◆ What you have to do
Go through the listing and pick out each line with the word "dynamics" in it.
begin Supplied records
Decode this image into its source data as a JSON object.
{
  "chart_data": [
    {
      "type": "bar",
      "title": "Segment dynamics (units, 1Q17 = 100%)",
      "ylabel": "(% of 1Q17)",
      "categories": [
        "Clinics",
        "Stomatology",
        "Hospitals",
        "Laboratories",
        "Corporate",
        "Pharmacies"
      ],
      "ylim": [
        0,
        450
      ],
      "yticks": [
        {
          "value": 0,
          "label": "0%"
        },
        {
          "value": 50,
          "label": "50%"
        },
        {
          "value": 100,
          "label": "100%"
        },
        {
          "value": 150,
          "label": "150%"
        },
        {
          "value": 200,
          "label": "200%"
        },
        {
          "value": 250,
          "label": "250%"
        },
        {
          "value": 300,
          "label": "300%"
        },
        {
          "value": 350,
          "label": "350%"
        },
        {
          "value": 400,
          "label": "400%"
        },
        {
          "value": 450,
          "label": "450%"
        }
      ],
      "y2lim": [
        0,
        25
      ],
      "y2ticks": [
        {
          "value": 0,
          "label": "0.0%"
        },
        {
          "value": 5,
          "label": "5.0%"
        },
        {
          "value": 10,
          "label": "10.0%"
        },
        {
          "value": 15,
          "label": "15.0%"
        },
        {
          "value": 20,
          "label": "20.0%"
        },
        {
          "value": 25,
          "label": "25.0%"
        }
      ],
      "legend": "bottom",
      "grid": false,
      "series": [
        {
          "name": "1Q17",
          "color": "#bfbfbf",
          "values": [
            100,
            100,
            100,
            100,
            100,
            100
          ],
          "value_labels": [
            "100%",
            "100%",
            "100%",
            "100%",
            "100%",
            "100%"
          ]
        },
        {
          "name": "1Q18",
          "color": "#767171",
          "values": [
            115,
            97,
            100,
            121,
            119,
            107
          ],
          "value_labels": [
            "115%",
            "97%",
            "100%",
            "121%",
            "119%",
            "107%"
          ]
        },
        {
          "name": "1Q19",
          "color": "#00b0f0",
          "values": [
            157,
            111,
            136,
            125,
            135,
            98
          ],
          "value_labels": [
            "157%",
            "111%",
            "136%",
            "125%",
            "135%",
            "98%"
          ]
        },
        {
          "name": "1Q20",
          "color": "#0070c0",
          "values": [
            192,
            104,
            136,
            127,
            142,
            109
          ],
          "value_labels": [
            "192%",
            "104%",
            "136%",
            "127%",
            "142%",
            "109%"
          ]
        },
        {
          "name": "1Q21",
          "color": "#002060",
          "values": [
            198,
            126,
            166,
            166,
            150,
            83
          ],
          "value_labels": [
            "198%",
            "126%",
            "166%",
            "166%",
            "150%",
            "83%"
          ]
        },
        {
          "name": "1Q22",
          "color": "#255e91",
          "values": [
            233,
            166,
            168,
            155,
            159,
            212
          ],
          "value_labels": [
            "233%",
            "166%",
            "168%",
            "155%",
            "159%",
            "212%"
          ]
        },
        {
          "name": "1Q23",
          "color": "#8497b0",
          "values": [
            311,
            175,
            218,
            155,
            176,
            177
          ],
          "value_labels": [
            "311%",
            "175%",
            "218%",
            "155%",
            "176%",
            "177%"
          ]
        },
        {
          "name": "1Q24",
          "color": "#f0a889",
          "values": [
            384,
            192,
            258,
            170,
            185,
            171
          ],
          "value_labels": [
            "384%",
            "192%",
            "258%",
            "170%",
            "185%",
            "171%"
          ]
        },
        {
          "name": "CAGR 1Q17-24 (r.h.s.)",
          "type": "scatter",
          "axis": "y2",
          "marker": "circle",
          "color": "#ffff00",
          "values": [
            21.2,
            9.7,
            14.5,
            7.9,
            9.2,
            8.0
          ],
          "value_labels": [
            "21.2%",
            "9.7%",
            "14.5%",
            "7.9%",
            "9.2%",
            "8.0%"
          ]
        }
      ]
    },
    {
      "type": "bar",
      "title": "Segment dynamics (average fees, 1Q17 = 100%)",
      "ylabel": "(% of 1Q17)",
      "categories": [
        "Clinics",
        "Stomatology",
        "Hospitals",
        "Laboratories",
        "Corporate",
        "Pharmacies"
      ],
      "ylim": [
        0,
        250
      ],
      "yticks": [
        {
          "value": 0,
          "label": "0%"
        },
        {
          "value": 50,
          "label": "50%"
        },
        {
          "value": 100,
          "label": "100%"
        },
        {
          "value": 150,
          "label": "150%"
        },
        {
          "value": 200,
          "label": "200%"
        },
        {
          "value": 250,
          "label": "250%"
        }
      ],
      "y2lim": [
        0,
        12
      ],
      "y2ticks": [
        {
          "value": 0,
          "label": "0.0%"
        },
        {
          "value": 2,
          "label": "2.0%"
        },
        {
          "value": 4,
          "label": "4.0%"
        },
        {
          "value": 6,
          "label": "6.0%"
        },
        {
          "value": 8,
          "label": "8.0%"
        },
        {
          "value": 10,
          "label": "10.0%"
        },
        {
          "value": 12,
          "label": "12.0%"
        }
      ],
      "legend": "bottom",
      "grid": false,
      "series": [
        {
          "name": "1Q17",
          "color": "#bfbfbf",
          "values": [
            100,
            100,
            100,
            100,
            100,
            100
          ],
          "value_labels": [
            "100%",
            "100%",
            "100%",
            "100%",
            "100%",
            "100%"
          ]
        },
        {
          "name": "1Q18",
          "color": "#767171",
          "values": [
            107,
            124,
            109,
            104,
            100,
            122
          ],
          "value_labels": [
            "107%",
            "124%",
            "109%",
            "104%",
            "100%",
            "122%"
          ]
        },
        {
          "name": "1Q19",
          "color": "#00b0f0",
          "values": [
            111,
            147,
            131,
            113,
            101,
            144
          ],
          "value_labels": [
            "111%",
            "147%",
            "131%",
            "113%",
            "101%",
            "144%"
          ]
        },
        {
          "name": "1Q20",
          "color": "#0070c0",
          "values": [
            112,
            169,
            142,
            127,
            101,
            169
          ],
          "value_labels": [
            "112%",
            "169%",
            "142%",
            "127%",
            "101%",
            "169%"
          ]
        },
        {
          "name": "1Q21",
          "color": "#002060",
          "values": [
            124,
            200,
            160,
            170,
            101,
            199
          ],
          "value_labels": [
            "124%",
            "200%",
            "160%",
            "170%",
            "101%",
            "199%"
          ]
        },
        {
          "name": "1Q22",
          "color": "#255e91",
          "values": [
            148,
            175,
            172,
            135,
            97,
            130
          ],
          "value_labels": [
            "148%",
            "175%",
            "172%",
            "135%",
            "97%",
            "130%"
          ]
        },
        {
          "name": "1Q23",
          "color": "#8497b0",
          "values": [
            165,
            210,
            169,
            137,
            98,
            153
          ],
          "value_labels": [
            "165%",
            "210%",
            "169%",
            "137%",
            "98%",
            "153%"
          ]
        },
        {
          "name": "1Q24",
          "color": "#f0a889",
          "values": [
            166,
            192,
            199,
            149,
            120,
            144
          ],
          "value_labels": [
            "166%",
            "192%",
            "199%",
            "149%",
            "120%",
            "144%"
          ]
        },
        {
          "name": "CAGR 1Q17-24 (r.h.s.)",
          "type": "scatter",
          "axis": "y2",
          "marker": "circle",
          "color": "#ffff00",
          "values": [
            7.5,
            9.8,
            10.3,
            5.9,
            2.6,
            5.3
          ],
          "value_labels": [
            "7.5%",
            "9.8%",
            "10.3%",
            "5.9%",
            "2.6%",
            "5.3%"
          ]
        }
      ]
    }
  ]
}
end Supplied records
◆ Task solution
      "title": "Segment dynamics (units, 1Q17 = 100%)",
      "title": "Segment dynamics (average fees, 1Q17 = 100%)",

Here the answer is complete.